To do:
From the listing below, extract each entry exactly as written, minus the images.

(Raw records)
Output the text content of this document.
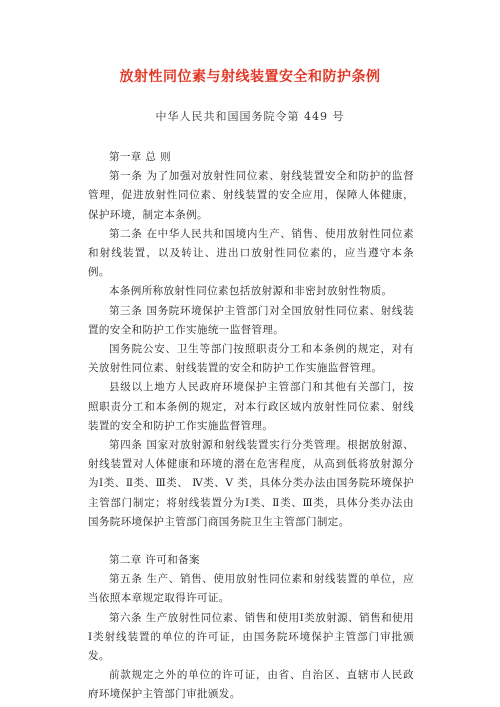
放射性同位素与射线装置安全和防护条例
中华人民共和国国务院令第 449 号

第一章 总 则

第一条 为了加强对放射性同位素、射线装置安全和防护的监督管理，促进放射性同位素、射线装置的安全应用，保障人体健康，保护环境，制定本条例。

第二条 在中华人民共和国境内生产、销售、使用放射性同位素和射线装置，以及转让、进出口放射性同位素的，应当遵守本条例。

本条例所称放射性同位素包括放射源和非密封放射性物质。

第三条 国务院环境保护主管部门对全国放射性同位素、射线装置的安全和防护工作实施统一监督管理。

国务院公安、卫生等部门按照职责分工和本条例的规定，对有关放射性同位素、射线装置的安全和防护工作实施监督管理。

县级以上地方人民政府环境保护主管部门和其他有关部门，按照职责分工和本条例的规定，对本行政区域内放射性同位素、射线装置的安全和防护工作实施监督管理。

第四条 国家对放射源和射线装置实行分类管理。根据放射源、射线装置对人体健康和环境的潜在危害程度，从高到低将放射源分为Ⅰ类、Ⅱ类、Ⅲ类、 Ⅳ类、Ⅴ 类，具体分类办法由国务院环境保护主管部门制定；将射线装置分为Ⅰ类、Ⅱ类、Ⅲ类，具体分类办法由国务院环境保护主管部门商国务院卫生主管部门制定。

第二章 许可和备案

第五条 生产、销售、使用放射性同位素和射线装置的单位，应当依照本章规定取得许可证。

第六条 生产放射性同位素、销售和使用Ⅰ类放射源、销售和使用Ⅰ类射线装置的单位的许可证，由国务院环境保护主管部门审批颁发。

前款规定之外的单位的许可证，由省、自治区、直辖市人民政府环境保护主管部门审批颁发。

Solution to the exercise:
Output the text content of this document.
放射性同位素与射线装置安全和防护条例
中华人民共和国国务院令第 449 号

第一章 总 则

第一条 为了加强对放射性同位素、射线装置安全和防护的监督管理，促进放射性同位素、射线装置的安全应用，保障人体健康，保护环境，制定本条例。

第二条 在中华人民共和国境内生产、销售、使用放射性同位素和射线装置，以及转让、进出口放射性同位素的，应当遵守本条例。

本条例所称放射性同位素包括放射源和非密封放射性物质。

第三条 国务院环境保护主管部门对全国放射性同位素、射线装置的安全和防护工作实施统一监督管理。

国务院公安、卫生等部门按照职责分工和本条例的规定，对有关放射性同位素、射线装置的安全和防护工作实施监督管理。

县级以上地方人民政府环境保护主管部门和其他有关部门，按照职责分工和本条例的规定，对本行政区域内放射性同位素、射线装置的安全和防护工作实施监督管理。

第四条 国家对放射源和射线装置实行分类管理。根据放射源、射线装置对人体健康和环境的潜在危害程度，从高到低将放射源分为Ⅰ类、Ⅱ类、Ⅲ类、 Ⅳ类、Ⅴ 类，具体分类办法由国务院环境保护主管部门制定；将射线装置分为Ⅰ类、Ⅱ类、Ⅲ类，具体分类办法由国务院环境保护主管部门商国务院卫生主管部门制定。

第二章 许可和备案

第五条 生产、销售、使用放射性同位素和射线装置的单位，应当依照本章规定取得许可证。

第六条 生产放射性同位素、销售和使用Ⅰ类放射源、销售和使用Ⅰ类射线装置的单位的许可证，由国务院环境保护主管部门审批颁发。

前款规定之外的单位的许可证，由省、自治区、直辖市人民政府环境保护主管部门审批颁发。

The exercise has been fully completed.